- _What is asked_
Write out the whole listing word for word.
──────
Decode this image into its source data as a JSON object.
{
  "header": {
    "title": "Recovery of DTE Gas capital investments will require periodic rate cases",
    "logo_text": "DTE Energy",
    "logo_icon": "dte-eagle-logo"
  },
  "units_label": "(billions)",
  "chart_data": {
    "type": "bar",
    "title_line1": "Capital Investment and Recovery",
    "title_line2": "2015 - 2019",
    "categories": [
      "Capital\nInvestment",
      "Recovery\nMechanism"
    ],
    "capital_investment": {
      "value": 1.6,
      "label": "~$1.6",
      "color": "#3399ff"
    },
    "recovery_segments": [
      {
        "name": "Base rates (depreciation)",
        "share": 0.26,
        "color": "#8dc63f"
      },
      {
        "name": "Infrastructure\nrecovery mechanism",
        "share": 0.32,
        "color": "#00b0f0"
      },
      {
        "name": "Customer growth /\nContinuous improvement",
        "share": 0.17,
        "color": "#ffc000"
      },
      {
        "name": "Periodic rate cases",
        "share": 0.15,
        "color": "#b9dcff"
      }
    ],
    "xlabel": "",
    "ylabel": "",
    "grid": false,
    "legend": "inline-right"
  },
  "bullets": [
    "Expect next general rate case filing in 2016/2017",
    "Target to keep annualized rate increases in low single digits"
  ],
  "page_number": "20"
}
──────
- _Reply to the exercise_
Decode this image into its source data as a JSON object.
{
  "header": {
    "title": "Recovery of DTE Gas capital investments will require periodic rate cases",
    "logo_text": "DTE Energy",
    "logo_icon": "dte-eagle-logo"
  },
  "units_label": "(billions)",
  "chart_data": {
    "type": "bar",
    "title_line1": "Capital Investment and Recovery",
    "title_line2": "2015 - 2019",
    "categories": [
      "Capital\nInvestment",
      "Recovery\nMechanism"
    ],
    "capital_investment": {
      "value": 1.6,
      "label": "~$1.6",
      "color": "#3399ff"
    },
    "recovery_segments": [
      {
        "name": "Base rates (depreciation)",
        "share": 0.26,
        "color": "#8dc63f"
      },
      {
        "name": "Infrastructure\nrecovery mechanism",
        "share": 0.32,
        "color": "#00b0f0"
      },
      {
        "name": "Customer growth /\nContinuous improvement",
        "share": 0.17,
        "color": "#ffc000"
      },
      {
        "name": "Periodic rate cases",
        "share": 0.15,
        "color": "#b9dcff"
      }
    ],
    "xlabel": "",
    "ylabel": "",
    "grid": false,
    "legend": "inline-right"
  },
  "bullets": [
    "Expect next general rate case filing in 2016/2017",
    "Target to keep annualized rate increases in low single digits"
  ],
  "page_number": "20"
}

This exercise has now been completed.